(BRIEF): Below are records to repeat exactly. Omit the pictures from the copy.

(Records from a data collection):
* begin *

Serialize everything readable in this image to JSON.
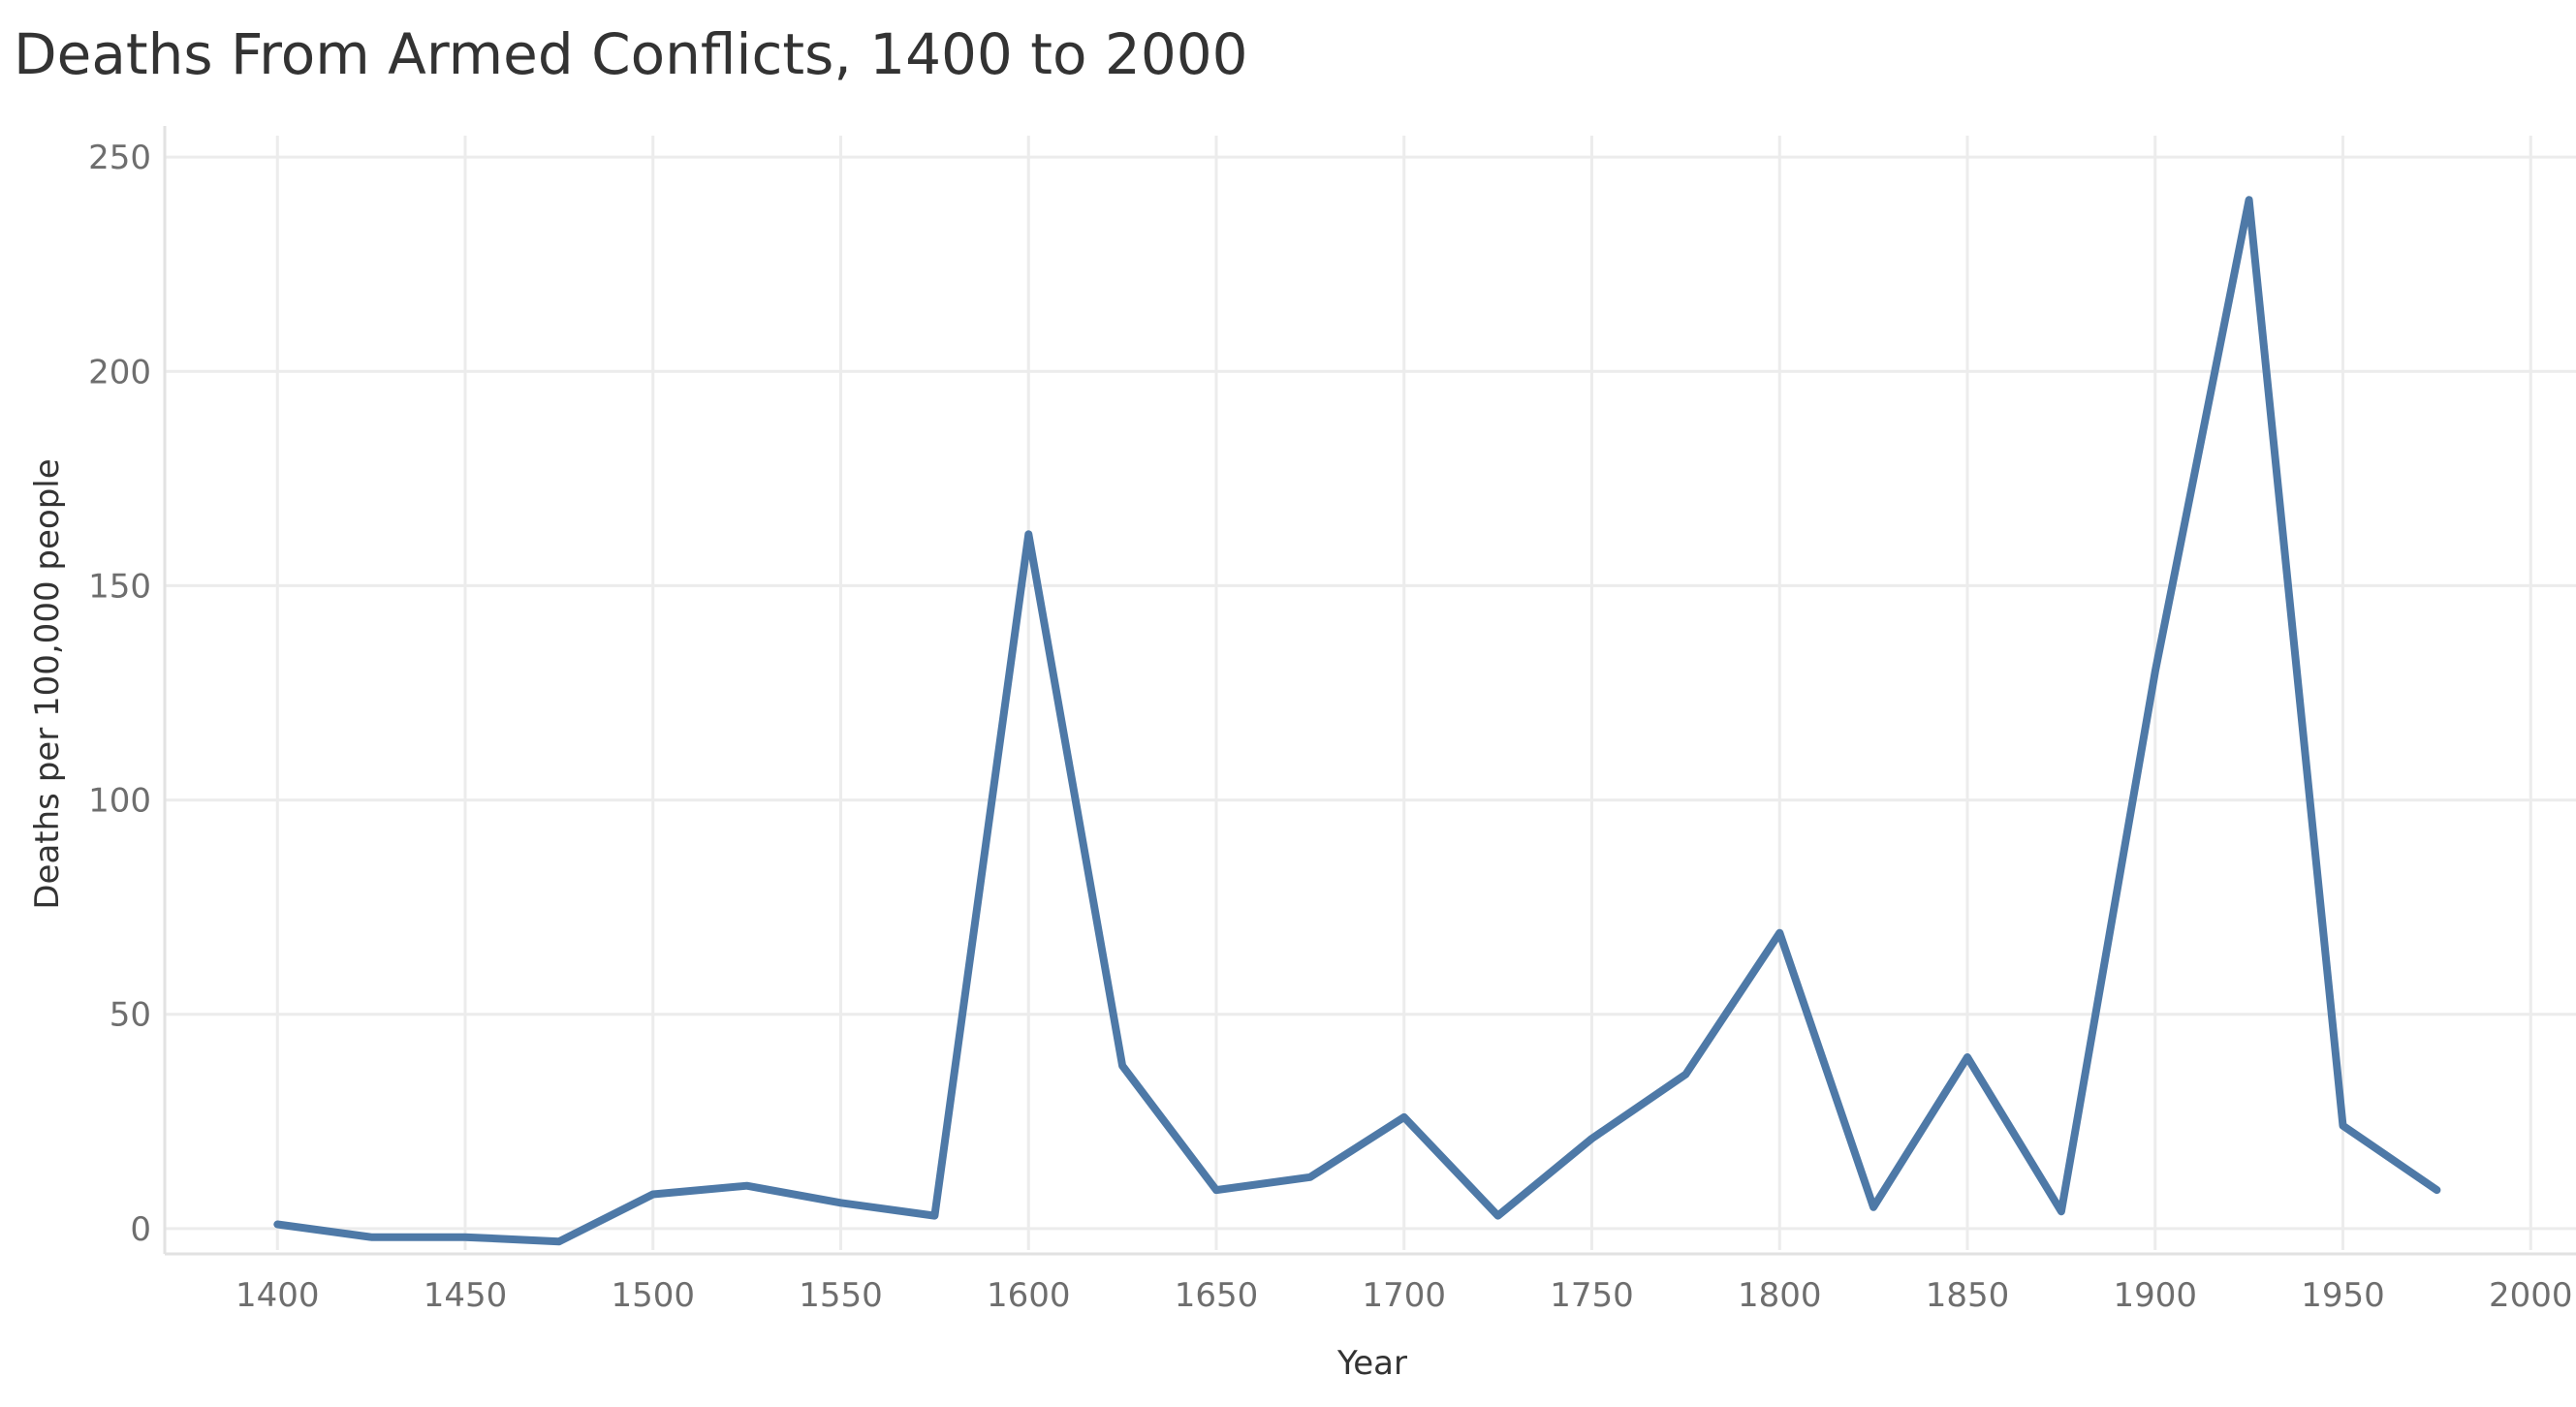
{
  "chart_data": {
    "type": "line",
    "title": "Deaths From Armed Conflicts, 1400 to 2000",
    "xlabel": "Year",
    "ylabel": "Deaths per 100,000 people",
    "xlim": [
      1370,
      2010
    ],
    "ylim": [
      -5,
      255
    ],
    "x_ticks": [
      1400,
      1450,
      1500,
      1550,
      1600,
      1650,
      1700,
      1750,
      1800,
      1850,
      1900,
      1950,
      2000
    ],
    "y_ticks": [
      0,
      50,
      100,
      150,
      200,
      250
    ],
    "grid": true,
    "legend": "none",
    "series": [
      {
        "color": "#4e79a7",
        "x": [
          1400,
          1425,
          1450,
          1475,
          1500,
          1525,
          1550,
          1575,
          1600,
          1625,
          1650,
          1675,
          1700,
          1725,
          1750,
          1775,
          1800,
          1825,
          1850,
          1875,
          1900,
          1925,
          1950,
          1975
        ],
        "y": [
          1,
          -2,
          -2,
          -3,
          8,
          10,
          6,
          3,
          162,
          38,
          9,
          12,
          26,
          3,
          21,
          36,
          69,
          5,
          40,
          4,
          130,
          240,
          24,
          9
        ]
      }
    ]
  },
  "colors": {
    "line": "#4e79a7",
    "grid": "#ececec",
    "tick_text": "#6e6e6e",
    "title_text": "#333333"
  }
}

* end *

(FINISHED ANSWER):
Serialize everything readable in this image to JSON.
{
  "chart_data": {
    "type": "line",
    "title": "Deaths From Armed Conflicts, 1400 to 2000",
    "xlabel": "Year",
    "ylabel": "Deaths per 100,000 people",
    "xlim": [
      1370,
      2010
    ],
    "ylim": [
      -5,
      255
    ],
    "x_ticks": [
      1400,
      1450,
      1500,
      1550,
      1600,
      1650,
      1700,
      1750,
      1800,
      1850,
      1900,
      1950,
      2000
    ],
    "y_ticks": [
      0,
      50,
      100,
      150,
      200,
      250
    ],
    "grid": true,
    "legend": "none",
    "series": [
      {
        "color": "#4e79a7",
        "x": [
          1400,
          1425,
          1450,
          1475,
          1500,
          1525,
          1550,
          1575,
          1600,
          1625,
          1650,
          1675,
          1700,
          1725,
          1750,
          1775,
          1800,
          1825,
          1850,
          1875,
          1900,
          1925,
          1950,
          1975
        ],
        "y": [
          1,
          -2,
          -2,
          -3,
          8,
          10,
          6,
          3,
          162,
          38,
          9,
          12,
          26,
          3,
          21,
          36,
          69,
          5,
          40,
          4,
          130,
          240,
          24,
          9
        ]
      }
    ]
  },
  "colors": {
    "line": "#4e79a7",
    "grid": "#ececec",
    "tick_text": "#6e6e6e",
    "title_text": "#333333"
  }
}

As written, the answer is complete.